● **WHAT IS BEING ASKED**:
Without the images, print all the entries below exactly as given.

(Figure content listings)

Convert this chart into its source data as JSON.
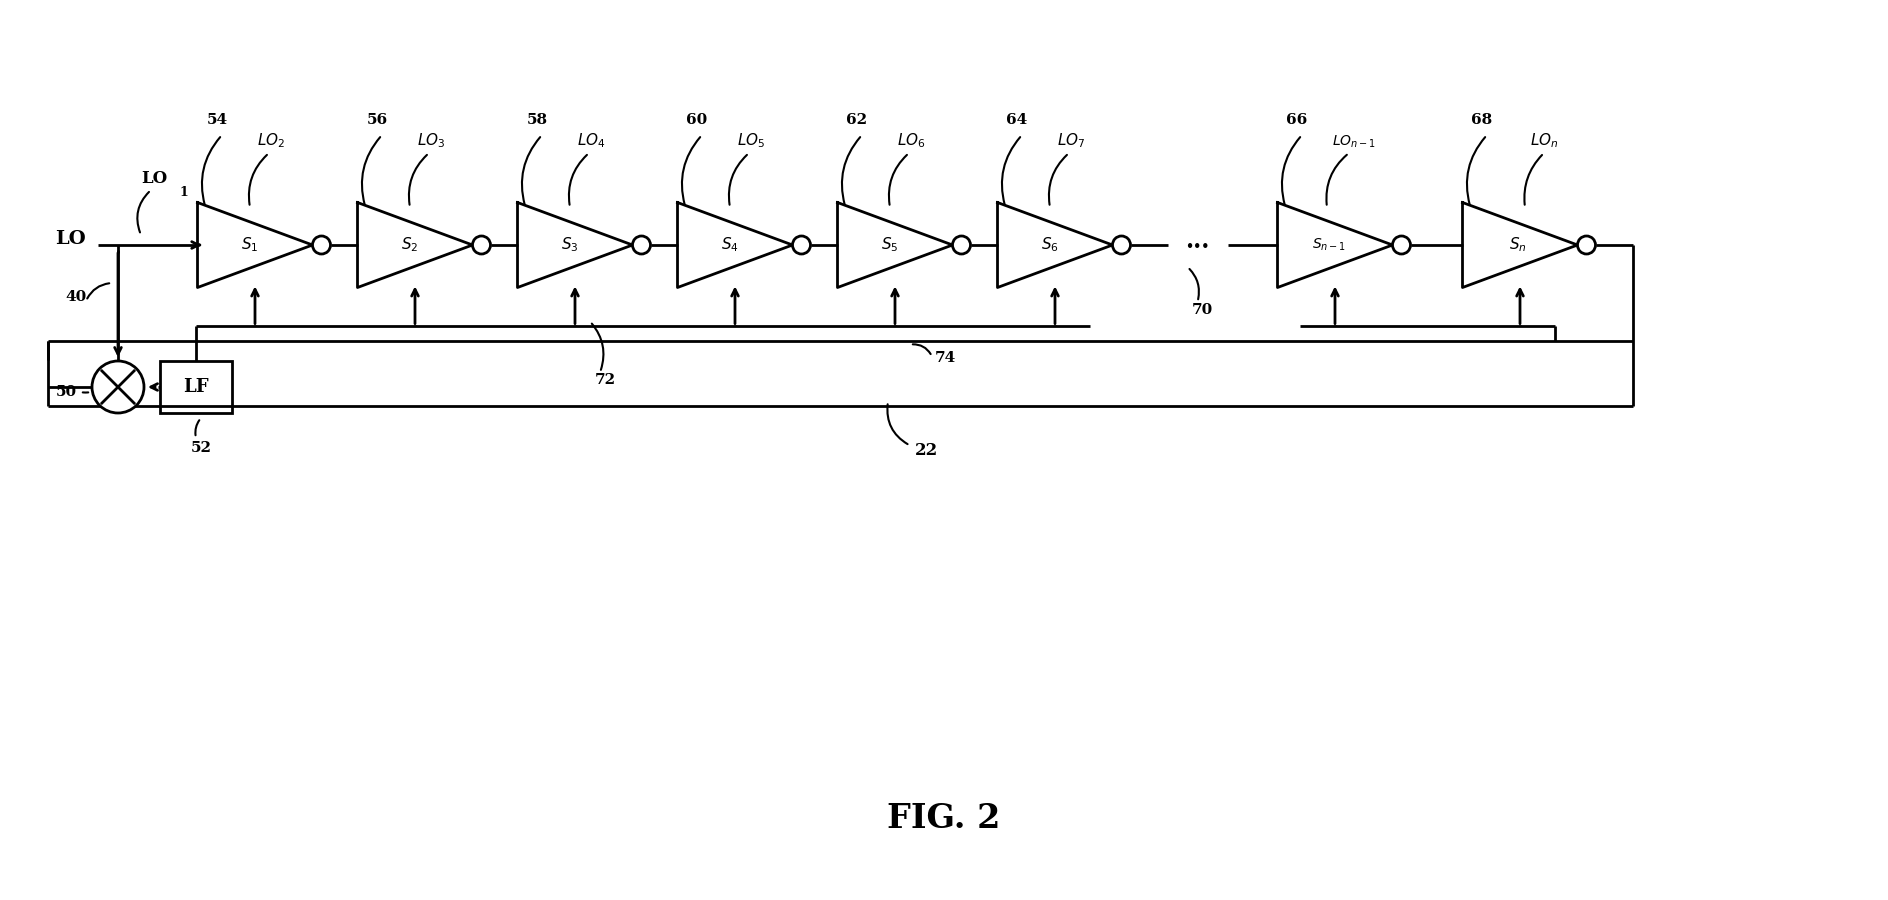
{
  "bg_color": "#ffffff",
  "line_color": "#000000",
  "fig_label": "FIG. 2",
  "stages": [
    "S_1",
    "S_2",
    "S_3",
    "S_4",
    "S_5",
    "S_6",
    "S_{n-1}",
    "S_n"
  ],
  "ref_nums": [
    "54",
    "56",
    "58",
    "60",
    "62",
    "64",
    "66",
    "68"
  ],
  "lo_subs": [
    "2",
    "3",
    "4",
    "5",
    "6",
    "7",
    "n-1",
    "n"
  ],
  "lo1_label": "LO",
  "lo1_sub": "1",
  "lo_input": "LO",
  "lf_label": "LF",
  "ref_40": "40",
  "ref_50": "50",
  "ref_52": "52",
  "ref_70": "70",
  "ref_72": "72",
  "ref_74": "74",
  "ref_22": "22"
}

● **EXPECTED ANSWER**:
Convert this chart into its source data as JSON.
{
  "bg_color": "#ffffff",
  "line_color": "#000000",
  "fig_label": "FIG. 2",
  "stages": [
    "S_1",
    "S_2",
    "S_3",
    "S_4",
    "S_5",
    "S_6",
    "S_{n-1}",
    "S_n"
  ],
  "ref_nums": [
    "54",
    "56",
    "58",
    "60",
    "62",
    "64",
    "66",
    "68"
  ],
  "lo_subs": [
    "2",
    "3",
    "4",
    "5",
    "6",
    "7",
    "n-1",
    "n"
  ],
  "lo1_label": "LO",
  "lo1_sub": "1",
  "lo_input": "LO",
  "lf_label": "LF",
  "ref_40": "40",
  "ref_50": "50",
  "ref_52": "52",
  "ref_70": "70",
  "ref_72": "72",
  "ref_74": "74",
  "ref_22": "22"
}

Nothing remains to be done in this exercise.